Layout annotation records:

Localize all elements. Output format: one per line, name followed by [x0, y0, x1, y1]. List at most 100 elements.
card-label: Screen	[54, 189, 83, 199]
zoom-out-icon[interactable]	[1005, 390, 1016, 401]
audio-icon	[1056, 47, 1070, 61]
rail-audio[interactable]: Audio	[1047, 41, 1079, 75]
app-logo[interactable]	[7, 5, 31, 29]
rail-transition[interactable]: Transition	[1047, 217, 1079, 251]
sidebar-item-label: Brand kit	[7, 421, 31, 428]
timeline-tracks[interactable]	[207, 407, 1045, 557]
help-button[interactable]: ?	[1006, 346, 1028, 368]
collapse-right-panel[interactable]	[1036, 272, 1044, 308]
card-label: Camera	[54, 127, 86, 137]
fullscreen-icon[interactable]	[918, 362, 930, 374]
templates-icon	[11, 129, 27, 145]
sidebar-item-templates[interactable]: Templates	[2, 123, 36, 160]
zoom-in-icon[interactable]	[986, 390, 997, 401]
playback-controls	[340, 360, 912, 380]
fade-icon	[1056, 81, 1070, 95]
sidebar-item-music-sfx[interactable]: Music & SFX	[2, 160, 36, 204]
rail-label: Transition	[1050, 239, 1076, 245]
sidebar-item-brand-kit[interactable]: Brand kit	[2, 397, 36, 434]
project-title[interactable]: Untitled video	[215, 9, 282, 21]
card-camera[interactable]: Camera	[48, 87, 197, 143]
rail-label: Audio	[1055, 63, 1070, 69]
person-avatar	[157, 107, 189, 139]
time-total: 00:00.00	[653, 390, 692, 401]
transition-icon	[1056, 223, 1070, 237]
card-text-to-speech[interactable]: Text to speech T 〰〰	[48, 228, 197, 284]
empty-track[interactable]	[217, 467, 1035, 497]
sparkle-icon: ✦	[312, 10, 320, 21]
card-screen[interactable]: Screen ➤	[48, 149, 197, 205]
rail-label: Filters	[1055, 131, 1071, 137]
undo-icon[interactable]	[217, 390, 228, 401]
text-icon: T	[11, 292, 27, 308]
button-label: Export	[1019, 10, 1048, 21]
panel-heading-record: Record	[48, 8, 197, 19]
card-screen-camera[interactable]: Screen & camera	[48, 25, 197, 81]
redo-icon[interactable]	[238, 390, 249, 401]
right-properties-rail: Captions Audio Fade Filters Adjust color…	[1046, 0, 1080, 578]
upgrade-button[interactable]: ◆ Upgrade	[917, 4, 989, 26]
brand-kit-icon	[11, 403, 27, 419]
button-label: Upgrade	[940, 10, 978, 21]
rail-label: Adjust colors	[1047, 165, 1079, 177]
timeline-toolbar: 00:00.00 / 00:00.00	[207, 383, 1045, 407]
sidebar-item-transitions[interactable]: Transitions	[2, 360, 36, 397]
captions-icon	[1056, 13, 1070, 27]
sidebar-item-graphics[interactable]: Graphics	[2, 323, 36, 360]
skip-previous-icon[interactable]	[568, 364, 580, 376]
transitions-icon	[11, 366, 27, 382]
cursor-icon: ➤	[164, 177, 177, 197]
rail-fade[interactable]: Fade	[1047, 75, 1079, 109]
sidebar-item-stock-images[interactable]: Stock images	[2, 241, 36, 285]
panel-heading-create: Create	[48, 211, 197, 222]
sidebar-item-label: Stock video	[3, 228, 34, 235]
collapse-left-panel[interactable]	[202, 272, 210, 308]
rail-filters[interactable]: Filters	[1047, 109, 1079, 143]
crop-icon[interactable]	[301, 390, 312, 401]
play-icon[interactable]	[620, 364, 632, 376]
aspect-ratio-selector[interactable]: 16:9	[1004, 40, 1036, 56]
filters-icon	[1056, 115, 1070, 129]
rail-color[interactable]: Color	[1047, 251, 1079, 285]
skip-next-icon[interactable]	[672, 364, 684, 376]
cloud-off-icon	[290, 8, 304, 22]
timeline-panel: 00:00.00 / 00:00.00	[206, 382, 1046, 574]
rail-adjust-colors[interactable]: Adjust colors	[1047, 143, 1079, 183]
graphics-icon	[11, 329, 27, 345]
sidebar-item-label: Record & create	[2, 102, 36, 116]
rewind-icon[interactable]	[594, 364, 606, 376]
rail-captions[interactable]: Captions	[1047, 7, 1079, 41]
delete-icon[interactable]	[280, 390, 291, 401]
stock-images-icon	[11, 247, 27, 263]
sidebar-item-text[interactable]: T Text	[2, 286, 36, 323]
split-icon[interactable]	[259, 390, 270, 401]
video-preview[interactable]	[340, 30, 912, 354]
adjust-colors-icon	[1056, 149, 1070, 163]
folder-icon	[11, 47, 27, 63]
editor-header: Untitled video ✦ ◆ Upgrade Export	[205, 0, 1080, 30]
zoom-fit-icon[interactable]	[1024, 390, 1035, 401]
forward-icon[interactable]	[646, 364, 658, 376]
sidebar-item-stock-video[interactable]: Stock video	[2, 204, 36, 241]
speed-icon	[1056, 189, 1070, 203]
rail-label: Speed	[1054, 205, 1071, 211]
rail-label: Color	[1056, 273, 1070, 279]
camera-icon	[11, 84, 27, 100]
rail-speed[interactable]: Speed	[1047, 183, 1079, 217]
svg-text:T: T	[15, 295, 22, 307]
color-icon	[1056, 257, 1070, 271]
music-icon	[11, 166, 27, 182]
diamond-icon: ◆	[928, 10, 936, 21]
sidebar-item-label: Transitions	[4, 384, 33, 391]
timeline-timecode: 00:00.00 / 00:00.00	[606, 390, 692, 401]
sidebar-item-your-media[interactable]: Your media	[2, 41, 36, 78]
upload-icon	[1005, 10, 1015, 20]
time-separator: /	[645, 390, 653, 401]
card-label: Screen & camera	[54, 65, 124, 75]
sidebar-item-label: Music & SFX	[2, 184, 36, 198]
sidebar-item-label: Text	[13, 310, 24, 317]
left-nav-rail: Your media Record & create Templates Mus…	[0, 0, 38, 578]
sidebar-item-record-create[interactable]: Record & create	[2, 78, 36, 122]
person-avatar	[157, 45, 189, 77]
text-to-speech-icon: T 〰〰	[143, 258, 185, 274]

WRITTEN EXERCISE:
Reproduce every line of the listing above verbatim.

RESPONSE TO THIS EXERCISE:
Localize all elements. Output format: one per line, name followed by [x0, y0, x1, y1]. List at most 100 elements.
card-label: Screen	[54, 189, 83, 199]
zoom-out-icon[interactable]	[1005, 390, 1016, 401]
audio-icon	[1056, 47, 1070, 61]
rail-audio[interactable]: Audio	[1047, 41, 1079, 75]
app-logo[interactable]	[7, 5, 31, 29]
rail-transition[interactable]: Transition	[1047, 217, 1079, 251]
sidebar-item-label: Brand kit	[7, 421, 31, 428]
timeline-tracks[interactable]	[207, 407, 1045, 557]
help-button[interactable]: ?	[1006, 346, 1028, 368]
collapse-right-panel[interactable]	[1036, 272, 1044, 308]
card-label: Camera	[54, 127, 86, 137]
fullscreen-icon[interactable]	[918, 362, 930, 374]
templates-icon	[11, 129, 27, 145]
sidebar-item-templates[interactable]: Templates	[2, 123, 36, 160]
zoom-in-icon[interactable]	[986, 390, 997, 401]
playback-controls	[340, 360, 912, 380]
fade-icon	[1056, 81, 1070, 95]
sidebar-item-music-sfx[interactable]: Music & SFX	[2, 160, 36, 204]
rail-label: Transition	[1050, 239, 1076, 245]
sidebar-item-brand-kit[interactable]: Brand kit	[2, 397, 36, 434]
project-title[interactable]: Untitled video	[215, 9, 282, 21]
card-camera[interactable]: Camera	[48, 87, 197, 143]
rail-label: Audio	[1055, 63, 1070, 69]
person-avatar	[157, 107, 189, 139]
time-total: 00:00.00	[653, 390, 692, 401]
transition-icon	[1056, 223, 1070, 237]
card-text-to-speech[interactable]: Text to speech T 〰〰	[48, 228, 197, 284]
empty-track[interactable]	[217, 467, 1035, 497]
sparkle-icon: ✦	[312, 10, 320, 21]
card-screen[interactable]: Screen ➤	[48, 149, 197, 205]
rail-label: Filters	[1055, 131, 1071, 137]
undo-icon[interactable]	[217, 390, 228, 401]
text-icon: T	[11, 292, 27, 308]
button-label: Export	[1019, 10, 1048, 21]
panel-heading-record: Record	[48, 8, 197, 19]
card-screen-camera[interactable]: Screen & camera	[48, 25, 197, 81]
redo-icon[interactable]	[238, 390, 249, 401]
right-properties-rail: Captions Audio Fade Filters Adjust color…	[1046, 0, 1080, 578]
upgrade-button[interactable]: ◆ Upgrade	[917, 4, 989, 26]
brand-kit-icon	[11, 403, 27, 419]
button-label: Upgrade	[940, 10, 978, 21]
rail-label: Adjust colors	[1047, 165, 1079, 177]
timeline-toolbar: 00:00.00 / 00:00.00	[207, 383, 1045, 407]
sidebar-item-transitions[interactable]: Transitions	[2, 360, 36, 397]
captions-icon	[1056, 13, 1070, 27]
sidebar-item-graphics[interactable]: Graphics	[2, 323, 36, 360]
skip-previous-icon[interactable]	[568, 364, 580, 376]
transitions-icon	[11, 366, 27, 382]
cursor-icon: ➤	[164, 177, 177, 197]
rail-fade[interactable]: Fade	[1047, 75, 1079, 109]
sidebar-item-stock-images[interactable]: Stock images	[2, 241, 36, 285]
panel-heading-create: Create	[48, 211, 197, 222]
sidebar-item-label: Stock video	[3, 228, 34, 235]
collapse-left-panel[interactable]	[202, 272, 210, 308]
rail-filters[interactable]: Filters	[1047, 109, 1079, 143]
crop-icon[interactable]	[301, 390, 312, 401]
play-icon[interactable]	[620, 364, 632, 376]
aspect-ratio-selector[interactable]: 16:9	[1004, 40, 1036, 56]
filters-icon	[1056, 115, 1070, 129]
rail-color[interactable]: Color	[1047, 251, 1079, 285]
skip-next-icon[interactable]	[672, 364, 684, 376]
cloud-off-icon	[290, 8, 304, 22]
timeline-panel: 00:00.00 / 00:00.00	[206, 382, 1046, 574]
rail-adjust-colors[interactable]: Adjust colors	[1047, 143, 1079, 183]
graphics-icon	[11, 329, 27, 345]
sidebar-item-label: Record & create	[2, 102, 36, 116]
rewind-icon[interactable]	[594, 364, 606, 376]
rail-captions[interactable]: Captions	[1047, 7, 1079, 41]
delete-icon[interactable]	[280, 390, 291, 401]
stock-images-icon	[11, 247, 27, 263]
sidebar-item-text[interactable]: T Text	[2, 286, 36, 323]
split-icon[interactable]	[259, 390, 270, 401]
video-preview[interactable]	[340, 30, 912, 354]
adjust-colors-icon	[1056, 149, 1070, 163]
folder-icon	[11, 47, 27, 63]
editor-header: Untitled video ✦ ◆ Upgrade Export	[205, 0, 1080, 30]
zoom-fit-icon[interactable]	[1024, 390, 1035, 401]
forward-icon[interactable]	[646, 364, 658, 376]
sidebar-item-stock-video[interactable]: Stock video	[2, 204, 36, 241]
speed-icon	[1056, 189, 1070, 203]
rail-label: Speed	[1054, 205, 1071, 211]
rail-label: Color	[1056, 273, 1070, 279]
camera-icon	[11, 84, 27, 100]
rail-speed[interactable]: Speed	[1047, 183, 1079, 217]
svg-text:T: T	[15, 295, 22, 307]
color-icon	[1056, 257, 1070, 271]
music-icon	[11, 166, 27, 182]
diamond-icon: ◆	[928, 10, 936, 21]
sidebar-item-label: Transitions	[4, 384, 33, 391]
timeline-timecode: 00:00.00 / 00:00.00	[606, 390, 692, 401]
sidebar-item-your-media[interactable]: Your media	[2, 41, 36, 78]
upload-icon	[1005, 10, 1015, 20]
time-separator: /	[645, 390, 653, 401]
card-label: Screen & camera	[54, 65, 124, 75]
sidebar-item-label: Music & SFX	[2, 184, 36, 198]
sidebar-item-label: Text	[13, 310, 24, 317]
left-nav-rail: Your media Record & create Templates Mus…	[0, 0, 38, 578]
sidebar-item-record-create[interactable]: Record & create	[2, 78, 36, 122]
person-avatar	[157, 45, 189, 77]
text-to-speech-icon: T 〰〰	[143, 258, 185, 274]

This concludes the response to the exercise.